── Records for this task ──

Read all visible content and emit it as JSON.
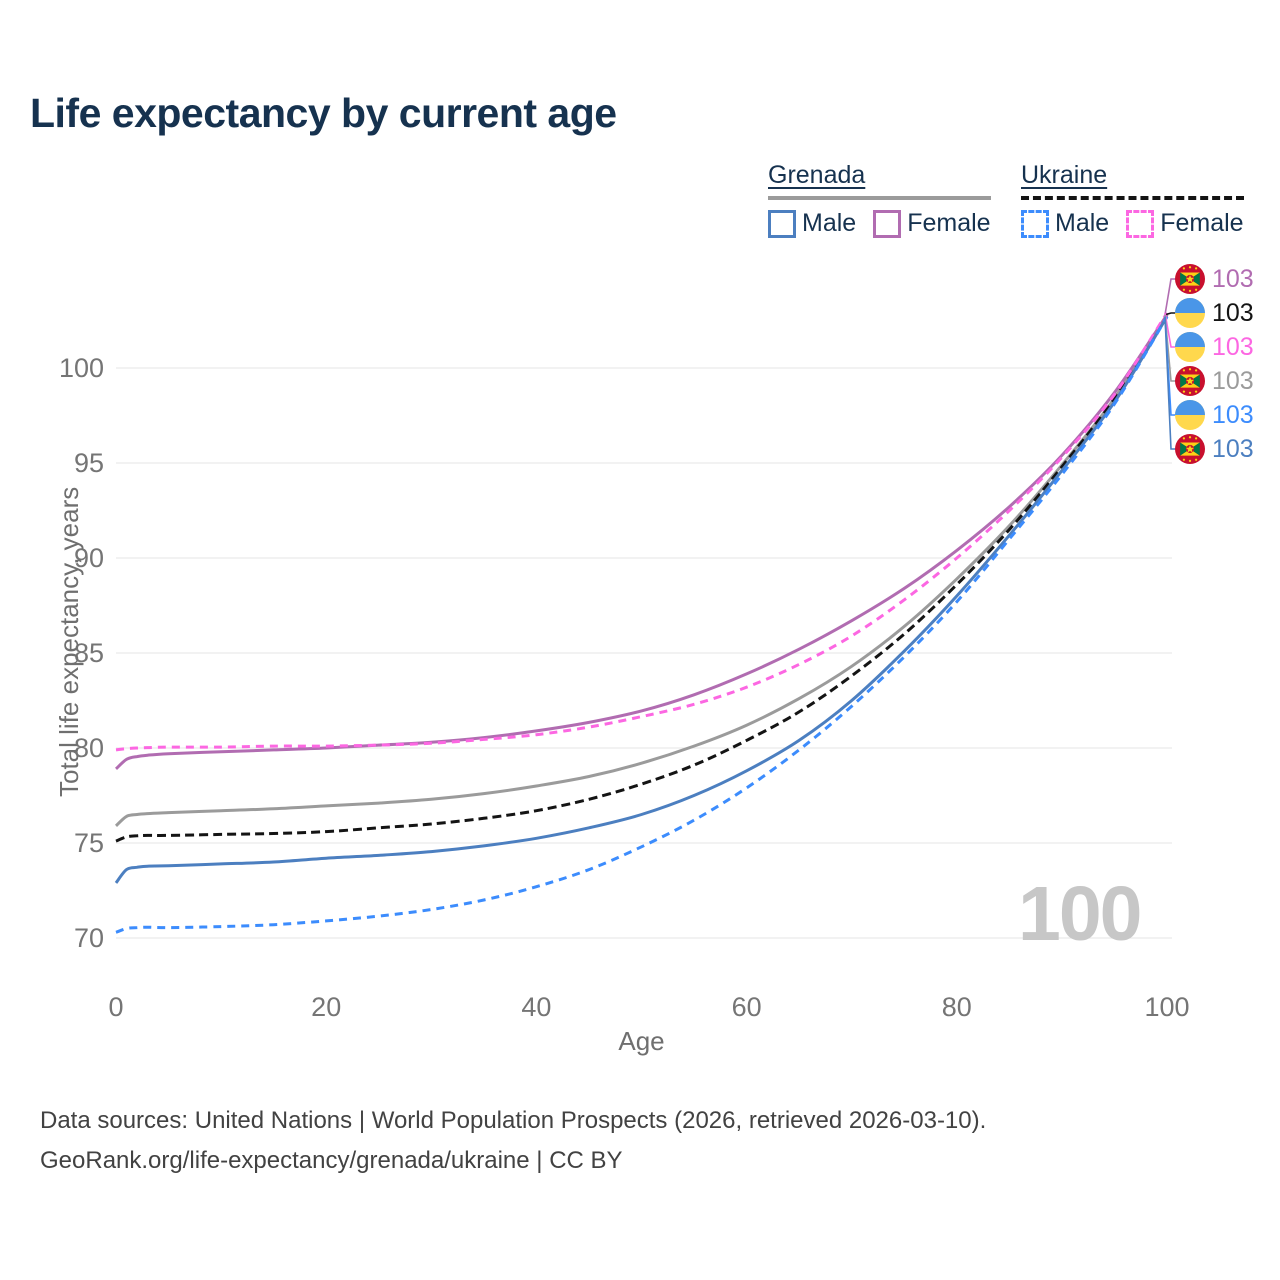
{
  "title": "Life expectancy by current age",
  "colors": {
    "title_text": "#16324f",
    "axis_text": "#6f6f6f",
    "tick_text": "#757575",
    "gridline": "#eaeaea",
    "watermark": "#c7c7c7",
    "footer_text": "#424242",
    "grenada_male": "#4c7fc0",
    "grenada_female": "#b16cb1",
    "grenada_total": "#9b9b9b",
    "ukraine_male": "#3c8cfd",
    "ukraine_female": "#fc67e2",
    "ukraine_total": "#141414"
  },
  "legend": {
    "groups": [
      {
        "label": "Grenada",
        "line_style": "solid",
        "color": "#9b9b9b"
      },
      {
        "label": "Ukraine",
        "line_style": "dashed",
        "color": "#141414"
      }
    ],
    "items": [
      {
        "label": "Male",
        "country": "Grenada",
        "swatch_style": "solid",
        "color": "#4c7fc0"
      },
      {
        "label": "Female",
        "country": "Grenada",
        "swatch_style": "solid",
        "color": "#b16cb1"
      },
      {
        "label": "Male",
        "country": "Ukraine",
        "swatch_style": "dashed",
        "color": "#3c8cfd"
      },
      {
        "label": "Female",
        "country": "Ukraine",
        "swatch_style": "dashed",
        "color": "#fc67e2"
      }
    ]
  },
  "chart_data": {
    "type": "line",
    "title": "Life expectancy by current age",
    "xlabel": "Age",
    "ylabel": "Total life expectancy, years",
    "xlim": [
      0,
      100
    ],
    "ylim": [
      69,
      104
    ],
    "x_ticks": [
      0,
      20,
      40,
      60,
      80,
      100
    ],
    "y_ticks": [
      70,
      75,
      80,
      85,
      90,
      95,
      100
    ],
    "grid": "horizontal",
    "legend_position": "top-right",
    "x": [
      0,
      1,
      2,
      3,
      5,
      10,
      15,
      20,
      25,
      30,
      35,
      40,
      45,
      50,
      55,
      60,
      65,
      70,
      75,
      80,
      85,
      90,
      95,
      100
    ],
    "series": [
      {
        "name": "grenada-total",
        "country": "Grenada",
        "sex": "Both",
        "color": "#9b9b9b",
        "dash": null,
        "end_label": "103",
        "values": [
          75.9,
          76.4,
          76.5,
          76.55,
          76.6,
          76.7,
          76.8,
          76.95,
          77.1,
          77.3,
          77.6,
          78.0,
          78.5,
          79.2,
          80.1,
          81.2,
          82.6,
          84.3,
          86.4,
          88.9,
          91.7,
          94.9,
          98.4,
          102.8
        ]
      },
      {
        "name": "ukraine-total",
        "country": "Ukraine",
        "sex": "Both",
        "color": "#141414",
        "dash": "9 5",
        "end_label": "103",
        "values": [
          75.1,
          75.32,
          75.38,
          75.4,
          75.4,
          75.45,
          75.5,
          75.6,
          75.8,
          76.0,
          76.3,
          76.7,
          77.3,
          78.1,
          79.1,
          80.4,
          81.9,
          83.8,
          86.0,
          88.6,
          91.5,
          94.8,
          98.4,
          102.8
        ]
      },
      {
        "name": "grenada-female",
        "country": "Grenada",
        "sex": "Female",
        "color": "#b16cb1",
        "dash": null,
        "end_label": "103",
        "values": [
          78.9,
          79.4,
          79.55,
          79.62,
          79.7,
          79.8,
          79.9,
          80.0,
          80.15,
          80.3,
          80.55,
          80.9,
          81.35,
          81.95,
          82.8,
          83.9,
          85.2,
          86.7,
          88.4,
          90.4,
          92.7,
          95.4,
          98.7,
          102.8
        ]
      },
      {
        "name": "ukraine-female",
        "country": "Ukraine",
        "sex": "Female",
        "color": "#fc67e2",
        "dash": "8 6",
        "end_label": "103",
        "values": [
          79.9,
          79.97,
          80.0,
          80.02,
          80.05,
          80.05,
          80.1,
          80.1,
          80.15,
          80.25,
          80.45,
          80.7,
          81.1,
          81.65,
          82.3,
          83.2,
          84.4,
          85.9,
          87.8,
          90.0,
          92.5,
          95.3,
          98.6,
          102.9
        ]
      },
      {
        "name": "grenada-male",
        "country": "Grenada",
        "sex": "Male",
        "color": "#4c7fc0",
        "dash": null,
        "end_label": "103",
        "values": [
          72.9,
          73.6,
          73.72,
          73.78,
          73.8,
          73.9,
          74.0,
          74.2,
          74.35,
          74.55,
          74.85,
          75.25,
          75.8,
          76.5,
          77.5,
          78.8,
          80.4,
          82.5,
          85.1,
          88.0,
          91.2,
          94.6,
          98.2,
          102.7
        ]
      },
      {
        "name": "ukraine-male",
        "country": "Ukraine",
        "sex": "Male",
        "color": "#3c8cfd",
        "dash": "8 6",
        "end_label": "103",
        "values": [
          70.3,
          70.5,
          70.55,
          70.57,
          70.55,
          70.6,
          70.7,
          70.9,
          71.15,
          71.5,
          72.0,
          72.7,
          73.6,
          74.8,
          76.2,
          77.9,
          79.9,
          82.2,
          84.8,
          87.7,
          91.0,
          94.4,
          98.1,
          102.7
        ]
      }
    ]
  },
  "right_labels": [
    {
      "flag": "grenada",
      "value": "103",
      "color": "#b16cb1",
      "series_index": 2
    },
    {
      "flag": "ukraine",
      "value": "103",
      "color": "#141414",
      "series_index": 1
    },
    {
      "flag": "ukraine",
      "value": "103",
      "color": "#fc67e2",
      "series_index": 3
    },
    {
      "flag": "grenada",
      "value": "103",
      "color": "#9b9b9b",
      "series_index": 0
    },
    {
      "flag": "ukraine",
      "value": "103",
      "color": "#3c8cfd",
      "series_index": 5
    },
    {
      "flag": "grenada",
      "value": "103",
      "color": "#4c7fc0",
      "series_index": 4
    }
  ],
  "watermark": "100",
  "footer": {
    "line1": "Data sources: United Nations | World Population Prospects (2026, retrieved 2026-03-10).",
    "line2": "GeoRank.org/life-expectancy/grenada/ukraine | CC BY"
  }
}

───

* **Given exercise**:
Give back every line exactly as it stands, pictures excluded.

* **Result below**:
Read all visible content and emit it as JSON.
{
  "title": "Life expectancy by current age",
  "colors": {
    "title_text": "#16324f",
    "axis_text": "#6f6f6f",
    "tick_text": "#757575",
    "gridline": "#eaeaea",
    "watermark": "#c7c7c7",
    "footer_text": "#424242",
    "grenada_male": "#4c7fc0",
    "grenada_female": "#b16cb1",
    "grenada_total": "#9b9b9b",
    "ukraine_male": "#3c8cfd",
    "ukraine_female": "#fc67e2",
    "ukraine_total": "#141414"
  },
  "legend": {
    "groups": [
      {
        "label": "Grenada",
        "line_style": "solid",
        "color": "#9b9b9b"
      },
      {
        "label": "Ukraine",
        "line_style": "dashed",
        "color": "#141414"
      }
    ],
    "items": [
      {
        "label": "Male",
        "country": "Grenada",
        "swatch_style": "solid",
        "color": "#4c7fc0"
      },
      {
        "label": "Female",
        "country": "Grenada",
        "swatch_style": "solid",
        "color": "#b16cb1"
      },
      {
        "label": "Male",
        "country": "Ukraine",
        "swatch_style": "dashed",
        "color": "#3c8cfd"
      },
      {
        "label": "Female",
        "country": "Ukraine",
        "swatch_style": "dashed",
        "color": "#fc67e2"
      }
    ]
  },
  "chart_data": {
    "type": "line",
    "title": "Life expectancy by current age",
    "xlabel": "Age",
    "ylabel": "Total life expectancy, years",
    "xlim": [
      0,
      100
    ],
    "ylim": [
      69,
      104
    ],
    "x_ticks": [
      0,
      20,
      40,
      60,
      80,
      100
    ],
    "y_ticks": [
      70,
      75,
      80,
      85,
      90,
      95,
      100
    ],
    "grid": "horizontal",
    "legend_position": "top-right",
    "x": [
      0,
      1,
      2,
      3,
      5,
      10,
      15,
      20,
      25,
      30,
      35,
      40,
      45,
      50,
      55,
      60,
      65,
      70,
      75,
      80,
      85,
      90,
      95,
      100
    ],
    "series": [
      {
        "name": "grenada-total",
        "country": "Grenada",
        "sex": "Both",
        "color": "#9b9b9b",
        "dash": null,
        "end_label": "103",
        "values": [
          75.9,
          76.4,
          76.5,
          76.55,
          76.6,
          76.7,
          76.8,
          76.95,
          77.1,
          77.3,
          77.6,
          78.0,
          78.5,
          79.2,
          80.1,
          81.2,
          82.6,
          84.3,
          86.4,
          88.9,
          91.7,
          94.9,
          98.4,
          102.8
        ]
      },
      {
        "name": "ukraine-total",
        "country": "Ukraine",
        "sex": "Both",
        "color": "#141414",
        "dash": "9 5",
        "end_label": "103",
        "values": [
          75.1,
          75.32,
          75.38,
          75.4,
          75.4,
          75.45,
          75.5,
          75.6,
          75.8,
          76.0,
          76.3,
          76.7,
          77.3,
          78.1,
          79.1,
          80.4,
          81.9,
          83.8,
          86.0,
          88.6,
          91.5,
          94.8,
          98.4,
          102.8
        ]
      },
      {
        "name": "grenada-female",
        "country": "Grenada",
        "sex": "Female",
        "color": "#b16cb1",
        "dash": null,
        "end_label": "103",
        "values": [
          78.9,
          79.4,
          79.55,
          79.62,
          79.7,
          79.8,
          79.9,
          80.0,
          80.15,
          80.3,
          80.55,
          80.9,
          81.35,
          81.95,
          82.8,
          83.9,
          85.2,
          86.7,
          88.4,
          90.4,
          92.7,
          95.4,
          98.7,
          102.8
        ]
      },
      {
        "name": "ukraine-female",
        "country": "Ukraine",
        "sex": "Female",
        "color": "#fc67e2",
        "dash": "8 6",
        "end_label": "103",
        "values": [
          79.9,
          79.97,
          80.0,
          80.02,
          80.05,
          80.05,
          80.1,
          80.1,
          80.15,
          80.25,
          80.45,
          80.7,
          81.1,
          81.65,
          82.3,
          83.2,
          84.4,
          85.9,
          87.8,
          90.0,
          92.5,
          95.3,
          98.6,
          102.9
        ]
      },
      {
        "name": "grenada-male",
        "country": "Grenada",
        "sex": "Male",
        "color": "#4c7fc0",
        "dash": null,
        "end_label": "103",
        "values": [
          72.9,
          73.6,
          73.72,
          73.78,
          73.8,
          73.9,
          74.0,
          74.2,
          74.35,
          74.55,
          74.85,
          75.25,
          75.8,
          76.5,
          77.5,
          78.8,
          80.4,
          82.5,
          85.1,
          88.0,
          91.2,
          94.6,
          98.2,
          102.7
        ]
      },
      {
        "name": "ukraine-male",
        "country": "Ukraine",
        "sex": "Male",
        "color": "#3c8cfd",
        "dash": "8 6",
        "end_label": "103",
        "values": [
          70.3,
          70.5,
          70.55,
          70.57,
          70.55,
          70.6,
          70.7,
          70.9,
          71.15,
          71.5,
          72.0,
          72.7,
          73.6,
          74.8,
          76.2,
          77.9,
          79.9,
          82.2,
          84.8,
          87.7,
          91.0,
          94.4,
          98.1,
          102.7
        ]
      }
    ]
  },
  "right_labels": [
    {
      "flag": "grenada",
      "value": "103",
      "color": "#b16cb1",
      "series_index": 2
    },
    {
      "flag": "ukraine",
      "value": "103",
      "color": "#141414",
      "series_index": 1
    },
    {
      "flag": "ukraine",
      "value": "103",
      "color": "#fc67e2",
      "series_index": 3
    },
    {
      "flag": "grenada",
      "value": "103",
      "color": "#9b9b9b",
      "series_index": 0
    },
    {
      "flag": "ukraine",
      "value": "103",
      "color": "#3c8cfd",
      "series_index": 5
    },
    {
      "flag": "grenada",
      "value": "103",
      "color": "#4c7fc0",
      "series_index": 4
    }
  ],
  "watermark": "100",
  "footer": {
    "line1": "Data sources: United Nations | World Population Prospects (2026, retrieved 2026-03-10).",
    "line2": "GeoRank.org/life-expectancy/grenada/ukraine | CC BY"
  }
}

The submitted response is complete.